>> Start Data supplied

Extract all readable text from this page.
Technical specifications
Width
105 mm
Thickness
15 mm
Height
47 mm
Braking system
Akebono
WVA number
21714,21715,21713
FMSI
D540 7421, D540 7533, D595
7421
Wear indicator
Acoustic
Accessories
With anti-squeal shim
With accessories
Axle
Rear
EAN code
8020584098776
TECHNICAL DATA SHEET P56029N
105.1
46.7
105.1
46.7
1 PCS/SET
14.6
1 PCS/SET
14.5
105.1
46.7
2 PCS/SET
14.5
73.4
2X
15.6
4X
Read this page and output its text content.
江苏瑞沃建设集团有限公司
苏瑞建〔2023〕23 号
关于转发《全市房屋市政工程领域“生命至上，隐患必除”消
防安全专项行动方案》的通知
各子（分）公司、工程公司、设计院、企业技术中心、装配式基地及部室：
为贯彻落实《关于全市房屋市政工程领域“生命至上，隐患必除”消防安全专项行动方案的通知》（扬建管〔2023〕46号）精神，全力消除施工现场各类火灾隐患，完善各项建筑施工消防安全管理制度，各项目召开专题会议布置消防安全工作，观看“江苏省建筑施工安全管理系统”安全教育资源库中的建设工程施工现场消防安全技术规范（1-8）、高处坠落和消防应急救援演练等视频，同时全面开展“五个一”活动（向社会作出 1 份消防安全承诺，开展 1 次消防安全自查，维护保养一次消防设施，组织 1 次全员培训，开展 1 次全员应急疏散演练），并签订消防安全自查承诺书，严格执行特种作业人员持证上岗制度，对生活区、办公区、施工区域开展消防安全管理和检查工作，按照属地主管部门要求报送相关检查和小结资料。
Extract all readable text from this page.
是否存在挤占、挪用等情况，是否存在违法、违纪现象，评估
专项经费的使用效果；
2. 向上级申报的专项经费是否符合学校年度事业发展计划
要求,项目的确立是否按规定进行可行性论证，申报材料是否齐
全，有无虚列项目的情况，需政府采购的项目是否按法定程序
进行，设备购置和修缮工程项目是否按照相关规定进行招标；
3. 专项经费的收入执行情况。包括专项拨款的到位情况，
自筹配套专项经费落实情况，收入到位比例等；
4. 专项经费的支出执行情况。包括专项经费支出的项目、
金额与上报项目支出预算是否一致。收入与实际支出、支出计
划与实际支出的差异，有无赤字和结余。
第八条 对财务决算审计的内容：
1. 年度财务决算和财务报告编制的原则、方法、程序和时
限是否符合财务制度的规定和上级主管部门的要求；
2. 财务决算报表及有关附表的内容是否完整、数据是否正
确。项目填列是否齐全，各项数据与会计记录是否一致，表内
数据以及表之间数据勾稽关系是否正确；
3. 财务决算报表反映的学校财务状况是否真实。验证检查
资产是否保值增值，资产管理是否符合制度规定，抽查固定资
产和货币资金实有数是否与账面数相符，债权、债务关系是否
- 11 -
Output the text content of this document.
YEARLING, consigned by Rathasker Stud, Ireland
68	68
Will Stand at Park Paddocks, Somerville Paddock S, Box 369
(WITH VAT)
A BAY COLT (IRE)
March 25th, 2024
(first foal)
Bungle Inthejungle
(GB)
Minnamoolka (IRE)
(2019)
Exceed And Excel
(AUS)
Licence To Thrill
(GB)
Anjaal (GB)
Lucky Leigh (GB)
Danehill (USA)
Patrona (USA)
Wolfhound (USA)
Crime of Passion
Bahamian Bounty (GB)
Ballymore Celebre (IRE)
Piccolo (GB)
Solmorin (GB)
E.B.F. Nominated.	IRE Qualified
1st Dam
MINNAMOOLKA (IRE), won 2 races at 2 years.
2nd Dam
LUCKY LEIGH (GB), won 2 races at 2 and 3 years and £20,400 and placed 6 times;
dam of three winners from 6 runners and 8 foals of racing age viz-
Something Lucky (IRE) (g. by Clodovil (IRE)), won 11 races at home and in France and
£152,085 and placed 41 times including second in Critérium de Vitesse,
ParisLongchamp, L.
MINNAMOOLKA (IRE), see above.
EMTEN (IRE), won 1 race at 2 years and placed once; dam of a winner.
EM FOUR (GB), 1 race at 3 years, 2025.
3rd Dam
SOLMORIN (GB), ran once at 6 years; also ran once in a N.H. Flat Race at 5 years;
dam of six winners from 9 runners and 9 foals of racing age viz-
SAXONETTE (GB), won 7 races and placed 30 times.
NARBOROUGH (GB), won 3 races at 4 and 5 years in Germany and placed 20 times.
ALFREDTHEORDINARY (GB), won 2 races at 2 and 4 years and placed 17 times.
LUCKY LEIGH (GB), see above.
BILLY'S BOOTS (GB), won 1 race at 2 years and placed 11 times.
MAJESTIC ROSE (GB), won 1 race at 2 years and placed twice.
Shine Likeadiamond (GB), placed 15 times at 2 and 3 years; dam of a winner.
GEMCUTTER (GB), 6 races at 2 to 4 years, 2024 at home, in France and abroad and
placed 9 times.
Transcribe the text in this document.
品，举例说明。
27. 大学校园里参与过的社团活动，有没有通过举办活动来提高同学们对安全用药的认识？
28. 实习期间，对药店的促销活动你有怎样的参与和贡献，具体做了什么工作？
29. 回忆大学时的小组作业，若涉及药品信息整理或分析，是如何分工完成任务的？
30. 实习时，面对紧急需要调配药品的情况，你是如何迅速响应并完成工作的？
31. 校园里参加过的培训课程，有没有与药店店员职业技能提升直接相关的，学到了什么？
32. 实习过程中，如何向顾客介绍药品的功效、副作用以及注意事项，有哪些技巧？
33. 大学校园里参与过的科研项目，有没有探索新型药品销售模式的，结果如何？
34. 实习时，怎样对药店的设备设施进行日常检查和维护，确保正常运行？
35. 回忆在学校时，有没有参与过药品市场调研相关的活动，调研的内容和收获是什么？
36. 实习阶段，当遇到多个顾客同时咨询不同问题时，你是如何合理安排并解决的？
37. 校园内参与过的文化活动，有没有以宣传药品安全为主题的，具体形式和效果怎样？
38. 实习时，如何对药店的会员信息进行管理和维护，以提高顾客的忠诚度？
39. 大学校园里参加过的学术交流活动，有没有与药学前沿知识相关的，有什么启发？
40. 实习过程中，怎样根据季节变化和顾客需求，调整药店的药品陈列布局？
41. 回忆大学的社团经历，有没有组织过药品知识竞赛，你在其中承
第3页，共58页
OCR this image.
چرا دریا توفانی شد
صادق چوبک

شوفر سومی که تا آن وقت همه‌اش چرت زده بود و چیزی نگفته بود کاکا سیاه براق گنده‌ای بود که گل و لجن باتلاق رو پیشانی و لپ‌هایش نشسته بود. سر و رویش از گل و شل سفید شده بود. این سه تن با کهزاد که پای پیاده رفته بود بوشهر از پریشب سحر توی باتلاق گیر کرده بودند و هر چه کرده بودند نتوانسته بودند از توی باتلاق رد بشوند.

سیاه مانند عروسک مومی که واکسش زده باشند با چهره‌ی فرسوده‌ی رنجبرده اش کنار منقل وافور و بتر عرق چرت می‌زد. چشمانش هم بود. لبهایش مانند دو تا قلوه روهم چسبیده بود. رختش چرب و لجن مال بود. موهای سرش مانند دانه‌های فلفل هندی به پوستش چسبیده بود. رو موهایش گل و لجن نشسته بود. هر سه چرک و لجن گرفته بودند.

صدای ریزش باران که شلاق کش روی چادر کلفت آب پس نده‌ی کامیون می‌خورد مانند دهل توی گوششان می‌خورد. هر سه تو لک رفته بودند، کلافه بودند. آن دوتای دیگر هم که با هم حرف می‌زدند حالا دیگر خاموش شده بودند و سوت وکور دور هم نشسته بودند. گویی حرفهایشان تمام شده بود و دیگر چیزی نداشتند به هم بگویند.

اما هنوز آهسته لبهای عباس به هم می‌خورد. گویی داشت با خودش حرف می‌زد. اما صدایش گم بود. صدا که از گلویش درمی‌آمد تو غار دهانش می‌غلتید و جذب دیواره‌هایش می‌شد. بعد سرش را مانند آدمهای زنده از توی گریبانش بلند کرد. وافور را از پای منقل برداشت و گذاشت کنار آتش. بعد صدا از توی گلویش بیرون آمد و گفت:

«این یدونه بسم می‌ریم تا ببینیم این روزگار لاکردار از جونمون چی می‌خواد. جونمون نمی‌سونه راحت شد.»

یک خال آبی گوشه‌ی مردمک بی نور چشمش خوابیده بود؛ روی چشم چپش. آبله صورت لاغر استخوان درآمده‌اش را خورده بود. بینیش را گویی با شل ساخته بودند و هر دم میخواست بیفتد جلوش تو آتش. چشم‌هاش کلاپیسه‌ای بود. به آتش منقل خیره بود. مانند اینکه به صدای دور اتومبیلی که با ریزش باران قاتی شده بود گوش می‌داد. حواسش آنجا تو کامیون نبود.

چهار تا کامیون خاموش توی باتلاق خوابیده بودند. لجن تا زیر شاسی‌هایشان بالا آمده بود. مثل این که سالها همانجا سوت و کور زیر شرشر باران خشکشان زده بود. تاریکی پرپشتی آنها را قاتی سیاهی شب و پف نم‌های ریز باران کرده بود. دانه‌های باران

>> End Data supplied

◆ **Objective**:
Copy out every line of the material above that mentions the word "races".

◆ **Response to this task**:
MINNAMOOLKA (IRE), won 2 races at 2 years.
LUCKY LEIGH (GB), won 2 races at 2 and 3 years and £20,400 and placed 6 times;
Something Lucky (IRE) (g. by Clodovil (IRE)), won 11 races at home and in France and
SAXONETTE (GB), won 7 races and placed 30 times.
NARBOROUGH (GB), won 3 races at 4 and 5 years in Germany and placed 20 times.
ALFREDTHEORDINARY (GB), won 2 races at 2 and 4 years and placed 17 times.
GEMCUTTER (GB), 6 races at 2 to 4 years, 2024 at home, in France and abroad and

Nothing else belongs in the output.